Instructions for the task: Copy out lines with the word "DUPONT" from the material that follows.

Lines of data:
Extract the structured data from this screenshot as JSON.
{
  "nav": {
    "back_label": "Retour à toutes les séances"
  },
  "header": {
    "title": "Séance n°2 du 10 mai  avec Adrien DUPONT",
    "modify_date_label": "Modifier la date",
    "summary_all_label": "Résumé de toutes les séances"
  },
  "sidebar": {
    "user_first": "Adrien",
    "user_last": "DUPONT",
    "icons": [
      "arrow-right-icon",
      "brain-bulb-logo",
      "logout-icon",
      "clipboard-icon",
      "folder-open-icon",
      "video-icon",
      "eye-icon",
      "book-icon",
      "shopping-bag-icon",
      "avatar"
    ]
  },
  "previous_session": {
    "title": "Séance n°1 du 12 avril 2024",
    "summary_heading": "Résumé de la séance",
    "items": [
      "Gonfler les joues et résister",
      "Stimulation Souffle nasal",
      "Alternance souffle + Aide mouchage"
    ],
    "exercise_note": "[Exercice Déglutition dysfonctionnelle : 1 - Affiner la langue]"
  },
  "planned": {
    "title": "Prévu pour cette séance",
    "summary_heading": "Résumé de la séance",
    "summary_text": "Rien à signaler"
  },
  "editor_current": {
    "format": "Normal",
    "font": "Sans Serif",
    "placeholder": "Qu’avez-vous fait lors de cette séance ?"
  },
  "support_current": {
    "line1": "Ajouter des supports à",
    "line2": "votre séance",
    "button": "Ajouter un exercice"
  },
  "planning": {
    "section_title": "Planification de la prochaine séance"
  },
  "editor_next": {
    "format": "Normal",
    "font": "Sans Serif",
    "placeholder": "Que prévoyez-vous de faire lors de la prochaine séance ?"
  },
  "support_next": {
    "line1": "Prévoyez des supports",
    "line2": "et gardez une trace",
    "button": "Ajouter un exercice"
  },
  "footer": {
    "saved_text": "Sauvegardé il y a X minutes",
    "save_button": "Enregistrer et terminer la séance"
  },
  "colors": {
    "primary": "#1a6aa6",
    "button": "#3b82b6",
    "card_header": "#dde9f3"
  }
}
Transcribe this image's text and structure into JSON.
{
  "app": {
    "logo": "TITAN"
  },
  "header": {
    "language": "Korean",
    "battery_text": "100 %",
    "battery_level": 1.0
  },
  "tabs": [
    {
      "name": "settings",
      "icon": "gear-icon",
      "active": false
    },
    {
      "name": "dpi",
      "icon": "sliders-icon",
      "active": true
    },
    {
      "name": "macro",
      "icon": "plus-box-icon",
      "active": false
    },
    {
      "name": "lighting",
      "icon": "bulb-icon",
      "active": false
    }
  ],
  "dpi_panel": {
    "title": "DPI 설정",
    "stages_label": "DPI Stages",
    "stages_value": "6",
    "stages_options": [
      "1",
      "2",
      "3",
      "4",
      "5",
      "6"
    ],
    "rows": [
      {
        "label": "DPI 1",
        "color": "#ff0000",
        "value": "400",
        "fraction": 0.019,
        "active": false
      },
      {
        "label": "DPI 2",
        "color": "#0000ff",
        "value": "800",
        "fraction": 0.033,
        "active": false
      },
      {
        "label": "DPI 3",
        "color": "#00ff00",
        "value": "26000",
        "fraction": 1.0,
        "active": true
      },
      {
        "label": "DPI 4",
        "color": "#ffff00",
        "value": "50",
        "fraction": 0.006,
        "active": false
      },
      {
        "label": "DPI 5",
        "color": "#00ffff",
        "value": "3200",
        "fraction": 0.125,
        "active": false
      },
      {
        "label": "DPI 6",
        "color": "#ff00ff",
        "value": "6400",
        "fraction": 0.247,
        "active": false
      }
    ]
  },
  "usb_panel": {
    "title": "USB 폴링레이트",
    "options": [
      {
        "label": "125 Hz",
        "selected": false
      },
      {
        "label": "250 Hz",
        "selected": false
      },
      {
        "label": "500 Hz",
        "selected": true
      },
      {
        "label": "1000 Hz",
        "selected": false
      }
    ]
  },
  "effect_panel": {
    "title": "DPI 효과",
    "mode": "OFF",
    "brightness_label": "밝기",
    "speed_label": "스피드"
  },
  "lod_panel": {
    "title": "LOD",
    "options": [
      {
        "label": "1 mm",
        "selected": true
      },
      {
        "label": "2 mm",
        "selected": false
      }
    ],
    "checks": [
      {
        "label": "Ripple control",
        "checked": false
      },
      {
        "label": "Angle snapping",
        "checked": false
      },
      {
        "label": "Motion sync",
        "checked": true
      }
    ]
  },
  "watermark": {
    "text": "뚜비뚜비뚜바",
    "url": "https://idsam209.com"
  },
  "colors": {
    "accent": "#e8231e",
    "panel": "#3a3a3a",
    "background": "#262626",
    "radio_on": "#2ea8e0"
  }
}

The output:
    "title": "Séance n°2 du 10 mai  avec Adrien DUPONT",
    "user_last": "DUPONT",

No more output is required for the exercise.